Required task: Transcribe each entry below exactly. Pictures do not go in the copy.

Input for this task:
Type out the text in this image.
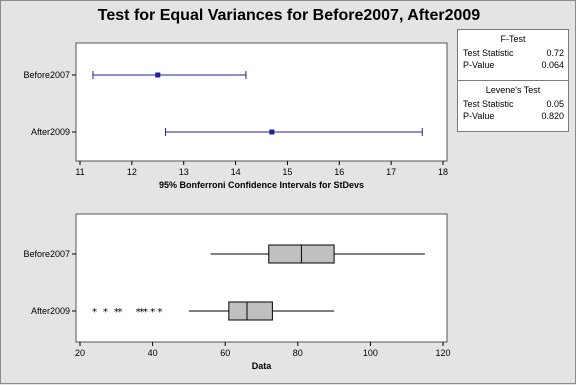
Test for Equal Variances for Before2007, After2009
11	12	13	14	15	16	17	18
95% Bonferroni Confidence Intervals for StDevs
Before2007
After2009
20	40	60	80	100	120
Data
Before2007
After2009 * * *
* *
*
* * *
F-Test
Test Statistic	0.72
P-Value	0.064
Levene's Test
Test Statistic	0.05
P-Value	0.820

Solution to this exercise:
Type out the text in this image.
Test for Equal Variances for Before2007, After2009
11	12	13	14	15	16	17	18
95% Bonferroni Confidence Intervals for StDevs
Before2007
After2009
20	40	60	80	100	120
Data
Before2007
After2009 * * *
* *
*
* * *
F-Test
Test Statistic	0.72
P-Value	0.064
Levene's Test
Test Statistic	0.05
P-Value	0.820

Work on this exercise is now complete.